Task to complete
Quote the records in full and leave their pictures out.

[Data items]
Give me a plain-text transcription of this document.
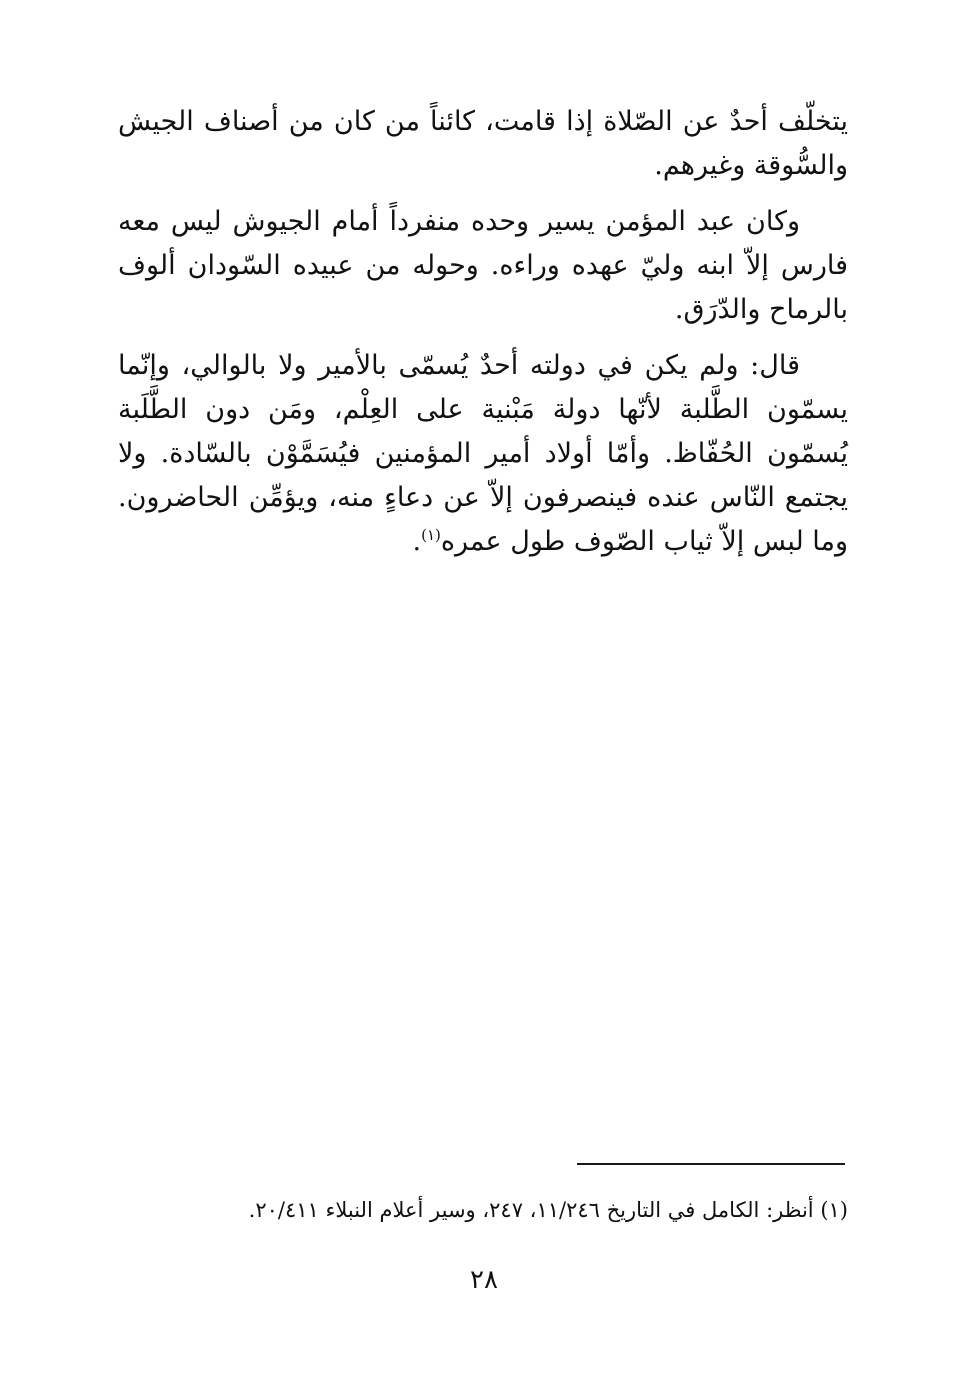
يتخلّف أحدٌ عن الصّلاة إذا قامت، كائناً من كان من أصناف الجيش والسُّوقة وغيرهم.

وكان عبد المؤمن يسير وحده منفرداً أمام الجيوش ليس معه فارس إلاّ ابنه وليّ عهده وراءه. وحوله من عبيده السّودان ألوف بالرماح والدّرَق.

قال: ولم يكن في دولته أحدٌ يُسمّى بالأمير ولا بالوالي، وإنّما يسمّون الطَّلبة لأنّها دولة مَبْنية على العِلْم، ومَن دون الطَّلَبة يُسمّون الحُفّاظ. وأمّا أولاد أمير المؤمنين فيُسَمَّوْن بالسّادة. ولا يجتمع النّاس عنده فينصرفون إلاّ عن دعاءٍ منه، ويؤمِّن الحاضرون. وما لبس إلاّ ثياب الصّوف طول عمره$^{(١)}$.

(١) أنظر: الكامل في التاريخ ١١/٢٤٦، ٢٤٧، وسير أعلام النبلاء ٢٠/٤١١.
٢٨
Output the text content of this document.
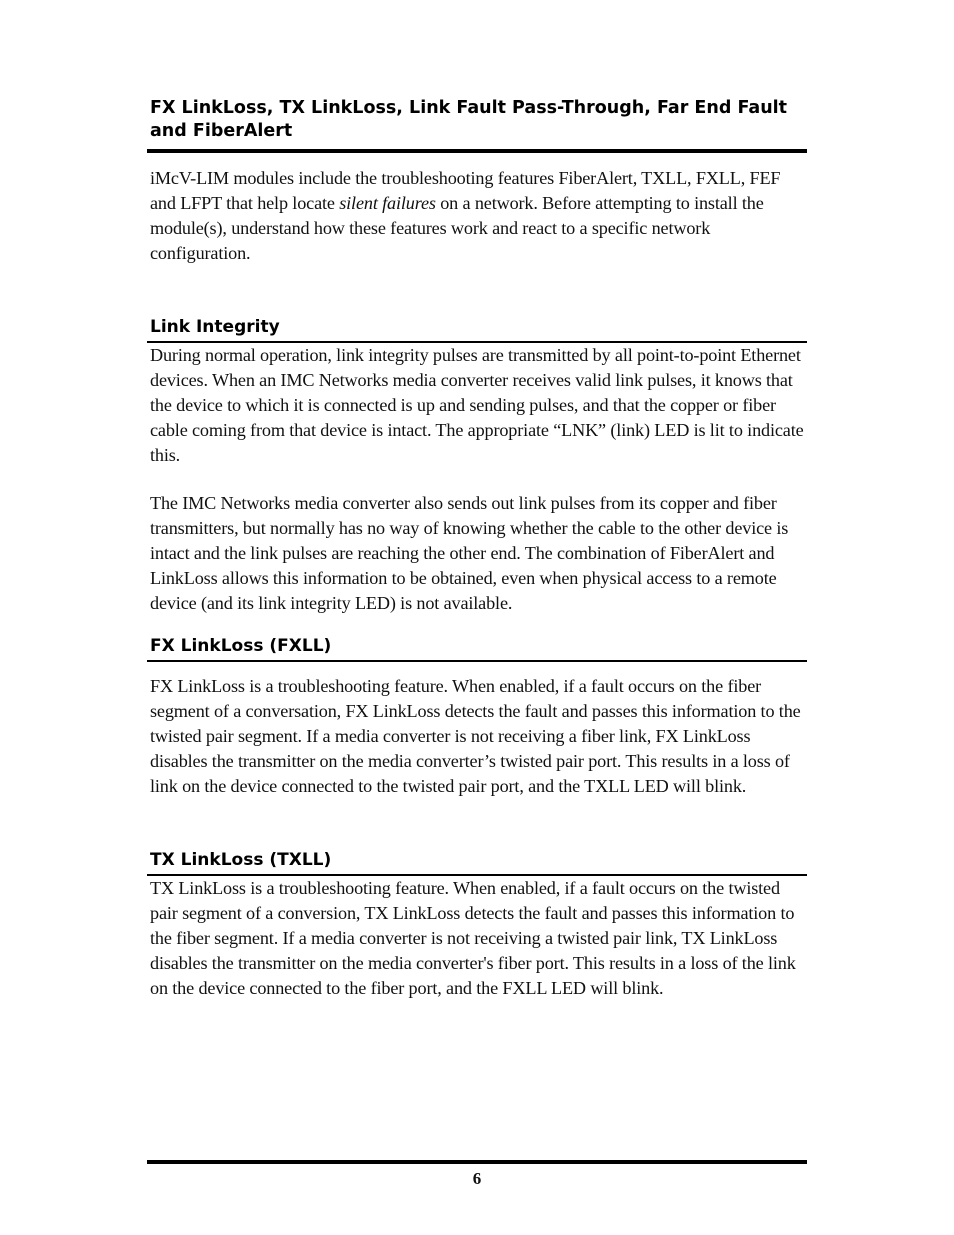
FX LinkLoss, TX LinkLoss, Link Fault Pass-Through, Far End Fault and FiberAlert

iMcV-LIM modules include the troubleshooting features FiberAlert, TXLL, FXLL, FEF and LFPT that help locate silent failures on a network. Before attempting to install the module(s), understand how these features work and react to a specific network configuration.

Link Integrity

During normal operation, link integrity pulses are transmitted by all point-to-point Ethernet devices. When an IMC Networks media converter receives valid link pulses, it knows that the device to which it is connected is up and sending pulses, and that the copper or fiber cable coming from that device is intact. The appropriate “LNK” (link) LED is lit to indicate this.

The IMC Networks media converter also sends out link pulses from its copper and fiber transmitters, but normally has no way of knowing whether the cable to the other device is intact and the link pulses are reaching the other end. The combination of FiberAlert and LinkLoss allows this information to be obtained, even when physical access to a remote device (and its link integrity LED) is not available.

FX LinkLoss (FXLL)

FX LinkLoss is a troubleshooting feature. When enabled, if a fault occurs on the fiber segment of a conversation, FX LinkLoss detects the fault and passes this information to the twisted pair segment. If a media converter is not receiving a fiber link, FX LinkLoss disables the transmitter on the media converter’s twisted pair port. This results in a loss of link on the device connected to the twisted pair port, and the TXLL LED will blink.

TX LinkLoss (TXLL)

TX LinkLoss is a troubleshooting feature. When enabled, if a fault occurs on the twisted pair segment of a conversion, TX LinkLoss detects the fault and passes this information to the fiber segment. If a media converter is not receiving a twisted pair link, TX LinkLoss disables the transmitter on the media converter's fiber port. This results in a loss of the link on the device connected to the fiber port, and the FXLL LED will blink.

6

Solution to this exercise
Give me a plain-text transcription of this document.
يتخلّف أحدٌ عن الصّلاة إذا قامت، كائناً من كان من أصناف الجيش والسُّوقة وغيرهم.

وكان عبد المؤمن يسير وحده منفرداً أمام الجيوش ليس معه فارس إلاّ ابنه وليّ عهده وراءه. وحوله من عبيده السّودان ألوف بالرماح والدّرَق.

قال: ولم يكن في دولته أحدٌ يُسمّى بالأمير ولا بالوالي، وإنّما يسمّون الطَّلبة لأنّها دولة مَبْنية على العِلْم، ومَن دون الطَّلَبة يُسمّون الحُفّاظ. وأمّا أولاد أمير المؤمنين فيُسَمَّوْن بالسّادة. ولا يجتمع النّاس عنده فينصرفون إلاّ عن دعاءٍ منه، ويؤمِّن الحاضرون. وما لبس إلاّ ثياب الصّوف طول عمره$^{(١)}$.

(١) أنظر: الكامل في التاريخ ١١/٢٤٦، ٢٤٧، وسير أعلام النبلاء ٢٠/٤١١.
٢٨
Output the text content of this document.
FX LinkLoss, TX LinkLoss, Link Fault Pass-Through, Far End Fault and FiberAlert

iMcV-LIM modules include the troubleshooting features FiberAlert, TXLL, FXLL, FEF and LFPT that help locate silent failures on a network. Before attempting to install the module(s), understand how these features work and react to a specific network configuration.

Link Integrity

During normal operation, link integrity pulses are transmitted by all point-to-point Ethernet devices. When an IMC Networks media converter receives valid link pulses, it knows that the device to which it is connected is up and sending pulses, and that the copper or fiber cable coming from that device is intact. The appropriate “LNK” (link) LED is lit to indicate this.

The IMC Networks media converter also sends out link pulses from its copper and fiber transmitters, but normally has no way of knowing whether the cable to the other device is intact and the link pulses are reaching the other end. The combination of FiberAlert and LinkLoss allows this information to be obtained, even when physical access to a remote device (and its link integrity LED) is not available.

FX LinkLoss (FXLL)

FX LinkLoss is a troubleshooting feature. When enabled, if a fault occurs on the fiber segment of a conversation, FX LinkLoss detects the fault and passes this information to the twisted pair segment. If a media converter is not receiving a fiber link, FX LinkLoss disables the transmitter on the media converter’s twisted pair port. This results in a loss of link on the device connected to the twisted pair port, and the TXLL LED will blink.

TX LinkLoss (TXLL)

TX LinkLoss is a troubleshooting feature. When enabled, if a fault occurs on the twisted pair segment of a conversion, TX LinkLoss detects the fault and passes this information to the fiber segment. If a media converter is not receiving a twisted pair link, TX LinkLoss disables the transmitter on the media converter's fiber port. This results in a loss of the link on the device connected to the fiber port, and the FXLL LED will blink.

6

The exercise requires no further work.